» **What needs to be done**
What is the number of lines in these entries that include "structured"? Write that number and no other text.

* begin Data excerpts *

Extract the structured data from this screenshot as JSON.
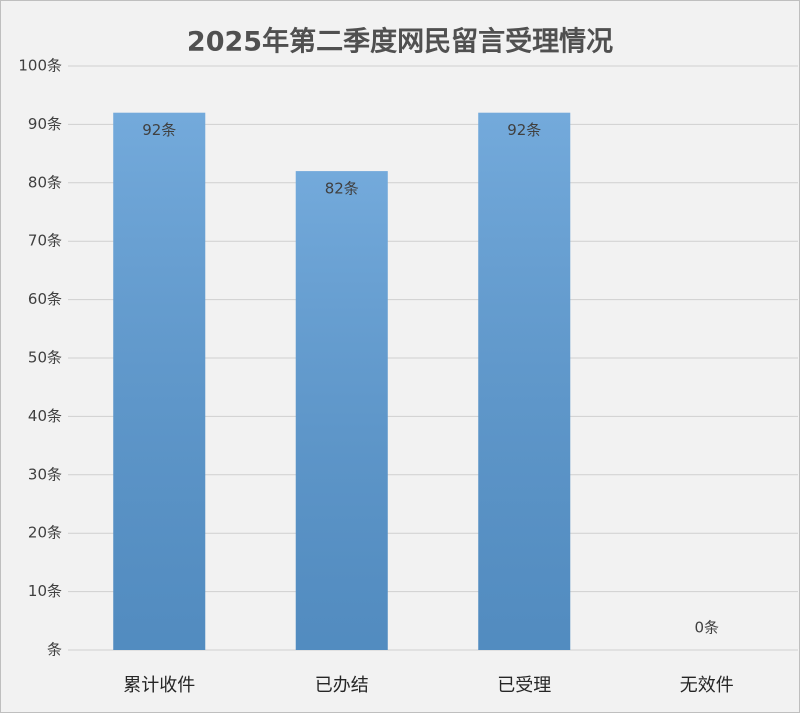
{
  "chart_data": {
    "type": "bar",
    "title": "2025年第二季度网民留言受理情况",
    "categories": [
      "累计收件",
      "已办结",
      "已受理",
      "无效件"
    ],
    "values": [
      92,
      82,
      92,
      0
    ],
    "value_labels": [
      "92条",
      "82条",
      "92条",
      "0条"
    ],
    "color": "#5b9bd5",
    "ylim": [
      0,
      100
    ],
    "yticks": [
      {
        "value": 0,
        "label": "条"
      },
      {
        "value": 10,
        "label": "10条"
      },
      {
        "value": 20,
        "label": "20条"
      },
      {
        "value": 30,
        "label": "30条"
      },
      {
        "value": 40,
        "label": "40条"
      },
      {
        "value": 50,
        "label": "50条"
      },
      {
        "value": 60,
        "label": "60条"
      },
      {
        "value": 70,
        "label": "70条"
      },
      {
        "value": 80,
        "label": "80条"
      },
      {
        "value": 90,
        "label": "90条"
      },
      {
        "value": 100,
        "label": "100条"
      }
    ],
    "grid": true
  }
}
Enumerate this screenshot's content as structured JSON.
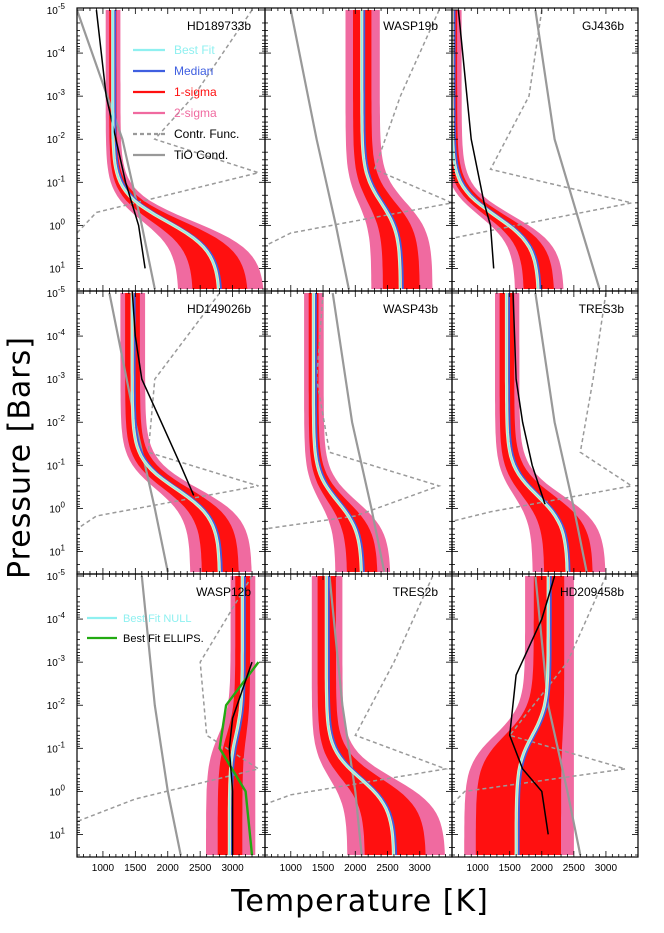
{
  "figure": {
    "ylabel": "Pressure [Bars]",
    "xlabel": "Temperature [K]"
  },
  "colors": {
    "sigma2": "#f06aa0",
    "sigma1": "#ff1010",
    "median": "#3f5fe0",
    "bestfit": "#8ff0f0",
    "contr": "#9a9a9a",
    "cond": "#999999",
    "data": "#000000",
    "ellips": "#22aa11"
  },
  "chart_data": {
    "type": "line",
    "layout": "3x3 grid",
    "xlim": [
      600,
      3500
    ],
    "ylim_bars": [
      1e-05,
      30
    ],
    "y_axis": "log, inverted",
    "x_tick_labels": [
      "1000",
      "1500",
      "2000",
      "2500",
      "3000"
    ],
    "y_tick_labels": [
      "10^-5",
      "10^-4",
      "10^-3",
      "10^-2",
      "10^-1",
      "10^0",
      "10^1"
    ],
    "legend_main": [
      "Best Fit",
      "Median",
      "1-sigma",
      "2-sigma",
      "Contr. Func.",
      "TiO Cond."
    ],
    "legend_wasp12": [
      "Best Fit NULL",
      "Best Fit ELLIPS."
    ],
    "panels": [
      {
        "name": "HD189733b",
        "med_top": 1150,
        "med_bot": 2800,
        "knee": 0.8,
        "w1": [
          60,
          450
        ],
        "w2": [
          120,
          700
        ],
        "data": [
          [
            900,
            1e-05
          ],
          [
            1050,
            0.001
          ],
          [
            1200,
            0.01
          ],
          [
            1350,
            0.1
          ],
          [
            1550,
            1
          ],
          [
            1650,
            10
          ]
        ],
        "bestfit_segment": [
          1150,
          1e-05,
          1150,
          0.01
        ],
        "contr": [
          [
            3300,
            1e-05
          ],
          [
            2400,
            0.001
          ],
          [
            1800,
            0.01
          ],
          [
            3400,
            0.06
          ],
          [
            900,
            0.5
          ],
          [
            600,
            1.5
          ]
        ],
        "cond": [
          [
            600,
            1e-05
          ],
          [
            1300,
            0.01
          ],
          [
            1600,
            1
          ],
          [
            1800,
            30
          ]
        ]
      },
      {
        "name": "WASP19b",
        "med_top": 2100,
        "med_bot": 2700,
        "knee": 0.3,
        "w1": [
          150,
          300
        ],
        "w2": [
          280,
          500
        ],
        "contr": [
          [
            3300,
            1e-05
          ],
          [
            2700,
            0.001
          ],
          [
            2300,
            0.05
          ],
          [
            3500,
            0.3
          ],
          [
            1000,
            1.5
          ],
          [
            600,
            3
          ]
        ],
        "cond": [
          [
            1000,
            1e-05
          ],
          [
            1400,
            0.01
          ],
          [
            1700,
            1
          ],
          [
            1900,
            30
          ]
        ]
      },
      {
        "name": "GJ436b",
        "med_top": 600,
        "med_bot": 1950,
        "knee": 0.6,
        "w1": [
          80,
          250
        ],
        "w2": [
          150,
          400
        ],
        "data": [
          [
            700,
            1e-05
          ],
          [
            900,
            0.01
          ],
          [
            1100,
            0.3
          ],
          [
            1200,
            1
          ],
          [
            1250,
            10
          ]
        ],
        "contr": [
          [
            2000,
            1e-05
          ],
          [
            1800,
            0.001
          ],
          [
            1200,
            0.05
          ],
          [
            3400,
            0.3
          ],
          [
            1600,
            1
          ],
          [
            600,
            2
          ]
        ],
        "cond": [
          [
            1900,
            1e-05
          ],
          [
            2200,
            0.01
          ],
          [
            2600,
            1
          ],
          [
            2900,
            30
          ]
        ]
      },
      {
        "name": "HD149026b",
        "med_top": 1450,
        "med_bot": 2800,
        "knee": 0.35,
        "w1": [
          120,
          300
        ],
        "w2": [
          200,
          500
        ],
        "data": [
          [
            1450,
            8e-06
          ],
          [
            1500,
            0.0001
          ],
          [
            1600,
            0.001
          ],
          [
            1900,
            0.01
          ],
          [
            2200,
            0.1
          ],
          [
            2400,
            0.5
          ]
        ],
        "contr": [
          [
            2800,
            1e-05
          ],
          [
            1800,
            0.001
          ],
          [
            1700,
            0.05
          ],
          [
            3400,
            0.3
          ],
          [
            900,
            1.5
          ],
          [
            600,
            3
          ]
        ],
        "cond": [
          [
            1100,
            1e-05
          ],
          [
            1500,
            0.01
          ],
          [
            1800,
            1
          ],
          [
            2000,
            30
          ]
        ]
      },
      {
        "name": "WASP43b",
        "med_top": 1350,
        "med_bot": 2100,
        "knee": 0.7,
        "w1": [
          80,
          250
        ],
        "w2": [
          160,
          450
        ],
        "contr": [
          [
            1500,
            1e-05
          ],
          [
            1400,
            0.001
          ],
          [
            1600,
            0.05
          ],
          [
            3300,
            0.3
          ],
          [
            2000,
            1.5
          ],
          [
            600,
            3
          ]
        ],
        "cond": [
          [
            1650,
            1e-05
          ],
          [
            1950,
            0.01
          ],
          [
            2250,
            1
          ],
          [
            2450,
            30
          ]
        ]
      },
      {
        "name": "TRES3b",
        "med_top": 1450,
        "med_bot": 2400,
        "knee": 0.5,
        "w1": [
          120,
          400
        ],
        "w2": [
          200,
          600
        ],
        "data": [
          [
            1550,
            8e-06
          ],
          [
            1600,
            0.001
          ],
          [
            1700,
            0.01
          ],
          [
            1850,
            0.1
          ],
          [
            2050,
            0.8
          ]
        ],
        "contr": [
          [
            3000,
            1e-05
          ],
          [
            2800,
            0.001
          ],
          [
            2600,
            0.05
          ],
          [
            3400,
            0.3
          ],
          [
            1200,
            1.2
          ],
          [
            600,
            2
          ]
        ],
        "cond": [
          [
            1900,
            1e-05
          ],
          [
            2200,
            0.01
          ],
          [
            2500,
            1
          ],
          [
            2700,
            30
          ]
        ]
      },
      {
        "name": "WASP12b",
        "med_top": 3150,
        "med_bot": 2950,
        "knee": 0.05,
        "w1": [
          120,
          200
        ],
        "w2": [
          200,
          400
        ],
        "ellips": [
          [
            3400,
            0.001
          ],
          [
            2900,
            0.01
          ],
          [
            2800,
            0.1
          ],
          [
            3200,
            1
          ],
          [
            3300,
            30
          ]
        ],
        "data": [
          [
            3300,
            0.001
          ],
          [
            3000,
            0.02
          ],
          [
            2950,
            0.1
          ],
          [
            3000,
            1
          ],
          [
            3000,
            30
          ]
        ],
        "contr": [
          [
            3300,
            1e-05
          ],
          [
            2500,
            0.001
          ],
          [
            2600,
            0.05
          ],
          [
            3400,
            0.3
          ],
          [
            1500,
            1.5
          ],
          [
            600,
            5
          ]
        ],
        "cond": [
          [
            1600,
            1e-05
          ],
          [
            1800,
            0.01
          ],
          [
            2000,
            1
          ],
          [
            2200,
            30
          ]
        ]
      },
      {
        "name": "TRES2b",
        "med_top": 1550,
        "med_bot": 2600,
        "knee": 0.5,
        "w1": [
          150,
          500
        ],
        "w2": [
          250,
          800
        ],
        "contr": [
          [
            3200,
            1e-05
          ],
          [
            2600,
            0.001
          ],
          [
            2000,
            0.05
          ],
          [
            3400,
            0.3
          ],
          [
            1000,
            1.2
          ],
          [
            600,
            2
          ]
        ],
        "cond": [
          [
            1600,
            1e-05
          ],
          [
            1800,
            0.01
          ],
          [
            2000,
            1
          ],
          [
            2100,
            30
          ]
        ]
      },
      {
        "name": "HD209458b",
        "med_top": 2100,
        "med_bot": 1600,
        "knee": 0.05,
        "w1": [
          250,
          700
        ],
        "w2": [
          400,
          900
        ],
        "data": [
          [
            2200,
            1e-05
          ],
          [
            2000,
            0.0001
          ],
          [
            1600,
            0.002
          ],
          [
            1500,
            0.05
          ],
          [
            1700,
            0.3
          ],
          [
            2000,
            1
          ],
          [
            2100,
            10
          ]
        ],
        "contr": [
          [
            3000,
            1e-05
          ],
          [
            2400,
            0.001
          ],
          [
            1500,
            0.05
          ],
          [
            3300,
            0.3
          ],
          [
            800,
            1
          ],
          [
            600,
            2
          ]
        ],
        "cond": [
          [
            1900,
            1e-05
          ],
          [
            2100,
            0.01
          ],
          [
            2400,
            1
          ],
          [
            2600,
            30
          ]
        ]
      }
    ]
  }
}
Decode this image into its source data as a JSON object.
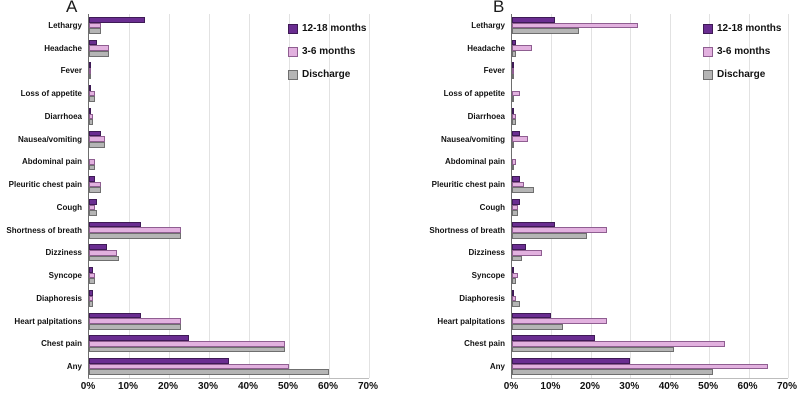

* end Data excerpts *

» **Task solution**
2